==== Available data ====

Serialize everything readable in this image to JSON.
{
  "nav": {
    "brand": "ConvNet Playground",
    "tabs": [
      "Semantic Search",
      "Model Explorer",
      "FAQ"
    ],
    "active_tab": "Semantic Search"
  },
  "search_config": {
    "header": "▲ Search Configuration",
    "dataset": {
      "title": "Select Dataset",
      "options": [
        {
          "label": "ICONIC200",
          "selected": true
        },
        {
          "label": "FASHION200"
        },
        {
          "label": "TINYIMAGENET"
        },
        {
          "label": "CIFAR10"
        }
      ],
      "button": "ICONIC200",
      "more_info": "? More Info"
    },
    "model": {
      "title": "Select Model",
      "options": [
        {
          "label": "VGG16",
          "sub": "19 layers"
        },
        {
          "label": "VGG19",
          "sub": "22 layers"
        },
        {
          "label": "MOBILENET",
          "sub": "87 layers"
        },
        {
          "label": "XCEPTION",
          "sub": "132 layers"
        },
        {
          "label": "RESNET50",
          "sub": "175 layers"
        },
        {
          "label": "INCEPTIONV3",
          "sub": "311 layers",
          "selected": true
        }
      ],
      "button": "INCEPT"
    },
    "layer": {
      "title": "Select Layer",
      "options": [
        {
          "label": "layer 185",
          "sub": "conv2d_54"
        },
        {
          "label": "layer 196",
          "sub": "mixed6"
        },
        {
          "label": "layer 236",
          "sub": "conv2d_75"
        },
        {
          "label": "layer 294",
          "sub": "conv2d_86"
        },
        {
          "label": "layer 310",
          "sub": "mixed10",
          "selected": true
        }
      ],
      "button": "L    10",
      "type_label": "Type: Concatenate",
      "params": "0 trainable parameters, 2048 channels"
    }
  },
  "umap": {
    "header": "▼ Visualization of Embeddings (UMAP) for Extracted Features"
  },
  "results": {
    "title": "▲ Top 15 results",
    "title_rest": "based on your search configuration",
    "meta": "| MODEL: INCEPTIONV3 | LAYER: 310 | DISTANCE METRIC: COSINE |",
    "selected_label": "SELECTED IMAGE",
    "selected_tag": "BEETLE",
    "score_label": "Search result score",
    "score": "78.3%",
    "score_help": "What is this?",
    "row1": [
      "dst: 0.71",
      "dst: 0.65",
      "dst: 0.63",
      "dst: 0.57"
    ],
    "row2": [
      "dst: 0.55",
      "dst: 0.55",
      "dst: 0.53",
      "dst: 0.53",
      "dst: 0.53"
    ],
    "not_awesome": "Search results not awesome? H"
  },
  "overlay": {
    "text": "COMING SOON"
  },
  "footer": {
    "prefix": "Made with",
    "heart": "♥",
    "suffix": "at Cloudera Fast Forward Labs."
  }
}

====

* **What the task requires**: Exactly as written above, please repeat the entries.

* **Result of this task**:
Serialize everything readable in this image to JSON.
{
  "nav": {
    "brand": "ConvNet Playground",
    "tabs": [
      "Semantic Search",
      "Model Explorer",
      "FAQ"
    ],
    "active_tab": "Semantic Search"
  },
  "search_config": {
    "header": "▲ Search Configuration",
    "dataset": {
      "title": "Select Dataset",
      "options": [
        {
          "label": "ICONIC200",
          "selected": true
        },
        {
          "label": "FASHION200"
        },
        {
          "label": "TINYIMAGENET"
        },
        {
          "label": "CIFAR10"
        }
      ],
      "button": "ICONIC200",
      "more_info": "? More Info"
    },
    "model": {
      "title": "Select Model",
      "options": [
        {
          "label": "VGG16",
          "sub": "19 layers"
        },
        {
          "label": "VGG19",
          "sub": "22 layers"
        },
        {
          "label": "MOBILENET",
          "sub": "87 layers"
        },
        {
          "label": "XCEPTION",
          "sub": "132 layers"
        },
        {
          "label": "RESNET50",
          "sub": "175 layers"
        },
        {
          "label": "INCEPTIONV3",
          "sub": "311 layers",
          "selected": true
        }
      ],
      "button": "INCEPT"
    },
    "layer": {
      "title": "Select Layer",
      "options": [
        {
          "label": "layer 185",
          "sub": "conv2d_54"
        },
        {
          "label": "layer 196",
          "sub": "mixed6"
        },
        {
          "label": "layer 236",
          "sub": "conv2d_75"
        },
        {
          "label": "layer 294",
          "sub": "conv2d_86"
        },
        {
          "label": "layer 310",
          "sub": "mixed10",
          "selected": true
        }
      ],
      "button": "L    10",
      "type_label": "Type: Concatenate",
      "params": "0 trainable parameters, 2048 channels"
    }
  },
  "umap": {
    "header": "▼ Visualization of Embeddings (UMAP) for Extracted Features"
  },
  "results": {
    "title": "▲ Top 15 results",
    "title_rest": "based on your search configuration",
    "meta": "| MODEL: INCEPTIONV3 | LAYER: 310 | DISTANCE METRIC: COSINE |",
    "selected_label": "SELECTED IMAGE",
    "selected_tag": "BEETLE",
    "score_label": "Search result score",
    "score": "78.3%",
    "score_help": "What is this?",
    "row1": [
      "dst: 0.71",
      "dst: 0.65",
      "dst: 0.63",
      "dst: 0.57"
    ],
    "row2": [
      "dst: 0.55",
      "dst: 0.55",
      "dst: 0.53",
      "dst: 0.53",
      "dst: 0.53"
    ],
    "not_awesome": "Search results not awesome? H"
  },
  "overlay": {
    "text": "COMING SOON"
  },
  "footer": {
    "prefix": "Made with",
    "heart": "♥",
    "suffix": "at Cloudera Fast Forward Labs."
  }
}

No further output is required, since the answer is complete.